### Work to be completed
Could you copy out the part of the article on Jefferson, Madison and immigration power that begins with "The author of" and ends with "in his writings.", putting "the national government" wherever "the feds" appears?

FR: Never Accept the Premise of Your Opponent’s Argument

The author of the referenced article overlooked the following points concerning Jefferson’s claim that the states have never delegated to the feds, expressly via the Constitution, the specific power to regulate immigration.

More specifically, regardless that it can be argued that the federal government bases its immigration laws of the Constitution’s “Uniform Rule of Naturalization” Clause (1.8.4), not only did both Jefferson and James Madison, Madison generally regarded as the father of the Constitution, complain that the states had never delegated to the feds, expressly via the Constitution, the specific power to regulate immigration regardless of how we might be swayed to interpret the Naturalization Clause today, but both men had also indicated that immigration is uniquely a state power issue, Jefferson borrowing language from the 10th Amendment in his writings.

Here is the relevant excerpt from Jefferson’s writing.

“4. _Resolved_, That alien friends are under the jurisdiction and protection of the laws of the State wherein they are: that no power over them has been delegated to the United States, nor prohibited to the individual States, distinct from their power over citizens. And it being true as a general principle, and one of the amendments to the Constitution having also declared, that “the powers not delegated to the United States by the Constitution, nor prohibited by it to the States, are reserved to the States respectively, or to the people,” the act of the Congress of the United States, passed on the — day of July, 1798, intituled “An Act concerning aliens,” which assumes powers over alien friends, not delegated by the Constitution, is not law, but is altogether void, and of no force [emphasis added].” —Thomas Jefferson, Draft of the Kentucky Resolutions - October 1798.

And here is the related excerpt from the writings of James Madison in Virginia Resolutions.

"That the General Assembly doth particularly protest against the palpable and alarming infractions of the Constitution, in the two late cases of the "Alien and Sedition Acts" passed at the last session of Congress; the first of which exercises a power no where delegated to the federal government, ...

### Given information
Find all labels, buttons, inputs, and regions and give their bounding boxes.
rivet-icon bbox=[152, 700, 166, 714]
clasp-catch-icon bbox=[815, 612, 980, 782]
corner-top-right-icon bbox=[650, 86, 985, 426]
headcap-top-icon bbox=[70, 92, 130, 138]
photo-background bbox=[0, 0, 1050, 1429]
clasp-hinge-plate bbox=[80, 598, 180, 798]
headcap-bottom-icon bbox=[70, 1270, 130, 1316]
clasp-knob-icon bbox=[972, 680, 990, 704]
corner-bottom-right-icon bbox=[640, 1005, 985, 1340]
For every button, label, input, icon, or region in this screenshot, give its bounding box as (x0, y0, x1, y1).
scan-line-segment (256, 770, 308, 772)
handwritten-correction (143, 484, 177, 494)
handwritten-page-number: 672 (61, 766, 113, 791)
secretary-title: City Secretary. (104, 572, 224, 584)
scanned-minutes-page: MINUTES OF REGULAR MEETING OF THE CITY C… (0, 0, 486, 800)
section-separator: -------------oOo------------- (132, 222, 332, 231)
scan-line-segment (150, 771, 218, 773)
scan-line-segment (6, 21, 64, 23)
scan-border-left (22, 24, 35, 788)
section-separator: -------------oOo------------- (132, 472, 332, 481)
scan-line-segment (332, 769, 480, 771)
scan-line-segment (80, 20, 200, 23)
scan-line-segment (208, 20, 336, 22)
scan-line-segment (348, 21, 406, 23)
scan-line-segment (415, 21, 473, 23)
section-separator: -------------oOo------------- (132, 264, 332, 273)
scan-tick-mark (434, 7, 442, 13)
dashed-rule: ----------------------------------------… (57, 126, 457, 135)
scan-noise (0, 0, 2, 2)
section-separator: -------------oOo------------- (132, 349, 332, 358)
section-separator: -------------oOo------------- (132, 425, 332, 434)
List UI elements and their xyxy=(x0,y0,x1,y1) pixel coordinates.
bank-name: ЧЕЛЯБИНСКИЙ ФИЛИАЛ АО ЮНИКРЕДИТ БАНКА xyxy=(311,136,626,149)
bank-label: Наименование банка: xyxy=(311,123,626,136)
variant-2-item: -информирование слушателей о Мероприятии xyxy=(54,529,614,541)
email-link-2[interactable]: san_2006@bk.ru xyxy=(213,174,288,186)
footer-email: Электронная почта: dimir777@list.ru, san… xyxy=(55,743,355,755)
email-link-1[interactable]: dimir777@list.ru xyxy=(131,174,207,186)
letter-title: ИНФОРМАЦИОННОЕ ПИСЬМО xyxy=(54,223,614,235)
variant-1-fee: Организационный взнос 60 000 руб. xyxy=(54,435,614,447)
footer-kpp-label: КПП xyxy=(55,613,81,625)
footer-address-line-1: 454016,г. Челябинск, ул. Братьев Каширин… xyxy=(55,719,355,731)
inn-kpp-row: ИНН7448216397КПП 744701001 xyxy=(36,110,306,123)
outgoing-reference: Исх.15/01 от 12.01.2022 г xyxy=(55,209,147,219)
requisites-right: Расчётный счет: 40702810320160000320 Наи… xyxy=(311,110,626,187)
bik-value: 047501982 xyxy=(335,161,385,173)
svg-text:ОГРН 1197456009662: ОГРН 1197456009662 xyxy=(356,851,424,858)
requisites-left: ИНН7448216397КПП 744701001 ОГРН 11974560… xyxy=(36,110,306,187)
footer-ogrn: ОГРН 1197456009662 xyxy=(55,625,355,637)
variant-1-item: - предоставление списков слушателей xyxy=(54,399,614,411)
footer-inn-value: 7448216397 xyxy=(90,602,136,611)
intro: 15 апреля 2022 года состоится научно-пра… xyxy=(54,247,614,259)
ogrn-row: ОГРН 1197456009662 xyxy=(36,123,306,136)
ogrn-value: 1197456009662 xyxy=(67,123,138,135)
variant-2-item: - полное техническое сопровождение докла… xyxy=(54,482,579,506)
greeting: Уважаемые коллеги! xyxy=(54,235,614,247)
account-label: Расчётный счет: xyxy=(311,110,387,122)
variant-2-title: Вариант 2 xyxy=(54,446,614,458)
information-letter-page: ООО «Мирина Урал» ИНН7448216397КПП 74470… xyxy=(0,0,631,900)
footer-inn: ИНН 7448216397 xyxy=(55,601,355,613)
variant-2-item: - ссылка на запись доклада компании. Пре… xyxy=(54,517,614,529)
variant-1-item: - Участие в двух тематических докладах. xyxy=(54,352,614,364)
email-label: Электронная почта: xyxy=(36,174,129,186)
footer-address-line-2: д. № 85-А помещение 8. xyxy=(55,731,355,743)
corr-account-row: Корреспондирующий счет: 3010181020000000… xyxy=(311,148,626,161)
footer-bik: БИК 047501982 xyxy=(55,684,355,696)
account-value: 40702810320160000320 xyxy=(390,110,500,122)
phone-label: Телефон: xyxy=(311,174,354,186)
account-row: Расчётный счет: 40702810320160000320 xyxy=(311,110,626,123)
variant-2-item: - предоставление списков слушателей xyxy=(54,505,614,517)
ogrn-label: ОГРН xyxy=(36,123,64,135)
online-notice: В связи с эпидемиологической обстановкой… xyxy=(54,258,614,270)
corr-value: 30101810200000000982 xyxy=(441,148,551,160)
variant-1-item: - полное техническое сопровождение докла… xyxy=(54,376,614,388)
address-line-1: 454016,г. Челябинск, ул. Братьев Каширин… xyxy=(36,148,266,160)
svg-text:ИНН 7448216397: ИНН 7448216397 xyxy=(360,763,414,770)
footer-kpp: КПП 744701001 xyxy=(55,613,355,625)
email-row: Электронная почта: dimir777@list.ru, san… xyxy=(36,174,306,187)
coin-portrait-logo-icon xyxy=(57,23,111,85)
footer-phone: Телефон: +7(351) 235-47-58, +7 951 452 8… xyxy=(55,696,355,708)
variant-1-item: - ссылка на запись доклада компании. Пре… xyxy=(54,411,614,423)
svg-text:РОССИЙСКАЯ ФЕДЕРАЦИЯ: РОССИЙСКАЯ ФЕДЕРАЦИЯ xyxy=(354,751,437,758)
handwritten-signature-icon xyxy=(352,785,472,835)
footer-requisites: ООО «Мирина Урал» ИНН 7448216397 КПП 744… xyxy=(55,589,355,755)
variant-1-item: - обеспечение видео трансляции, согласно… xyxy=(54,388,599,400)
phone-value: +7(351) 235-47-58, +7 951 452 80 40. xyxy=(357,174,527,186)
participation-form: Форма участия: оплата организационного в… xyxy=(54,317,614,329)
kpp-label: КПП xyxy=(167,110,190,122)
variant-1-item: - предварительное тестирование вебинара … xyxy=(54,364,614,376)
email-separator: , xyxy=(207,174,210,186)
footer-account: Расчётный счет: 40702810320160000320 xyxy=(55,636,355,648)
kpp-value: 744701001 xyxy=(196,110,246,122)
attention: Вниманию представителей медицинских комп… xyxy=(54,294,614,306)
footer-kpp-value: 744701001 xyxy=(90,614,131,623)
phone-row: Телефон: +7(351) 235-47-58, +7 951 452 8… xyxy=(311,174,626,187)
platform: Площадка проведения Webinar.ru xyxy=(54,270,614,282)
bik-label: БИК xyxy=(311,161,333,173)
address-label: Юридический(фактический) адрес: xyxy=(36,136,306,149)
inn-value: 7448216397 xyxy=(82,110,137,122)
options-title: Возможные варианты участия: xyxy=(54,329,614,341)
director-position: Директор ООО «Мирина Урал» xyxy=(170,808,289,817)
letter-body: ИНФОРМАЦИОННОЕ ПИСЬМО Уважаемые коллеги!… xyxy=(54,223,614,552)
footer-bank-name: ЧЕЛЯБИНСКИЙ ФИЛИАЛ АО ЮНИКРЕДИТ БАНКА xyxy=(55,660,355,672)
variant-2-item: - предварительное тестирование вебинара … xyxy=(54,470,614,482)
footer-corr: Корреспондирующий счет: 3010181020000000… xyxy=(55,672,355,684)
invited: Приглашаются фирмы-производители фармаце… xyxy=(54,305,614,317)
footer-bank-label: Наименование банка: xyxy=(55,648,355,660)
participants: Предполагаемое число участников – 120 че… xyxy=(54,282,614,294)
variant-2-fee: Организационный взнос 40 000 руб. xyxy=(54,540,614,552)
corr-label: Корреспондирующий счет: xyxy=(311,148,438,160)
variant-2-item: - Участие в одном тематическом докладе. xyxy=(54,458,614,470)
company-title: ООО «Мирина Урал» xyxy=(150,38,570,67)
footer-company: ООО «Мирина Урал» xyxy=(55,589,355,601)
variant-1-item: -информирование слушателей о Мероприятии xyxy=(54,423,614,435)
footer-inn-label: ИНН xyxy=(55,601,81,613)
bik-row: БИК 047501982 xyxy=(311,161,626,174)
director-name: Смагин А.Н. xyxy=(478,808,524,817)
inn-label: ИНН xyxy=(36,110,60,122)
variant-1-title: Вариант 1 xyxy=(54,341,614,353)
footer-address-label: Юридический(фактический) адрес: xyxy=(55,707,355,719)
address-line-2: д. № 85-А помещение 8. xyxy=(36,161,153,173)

### Correct answer
The author of the referenced article overlooked the following points concerning Jefferson’s claim that the states have never delegated to the national government, expressly via the Constitution, the specific power to regulate immigration.

More specifically, regardless that it can be argued that the federal government bases its immigration laws of the Constitution’s “Uniform Rule of Naturalization” Clause (1.8.4), not only did both Jefferson and James Madison, Madison generally regarded as the father of the Constitution, complain that the states had never delegated to the national government, expressly via the Constitution, the specific power to regulate immigration regardless of how we might be swayed to interpret the Naturalization Clause today, but both men had also indicated that immigration is uniquely a state power issue, Jefferson borrowing language from the 10th Amendment in his writings.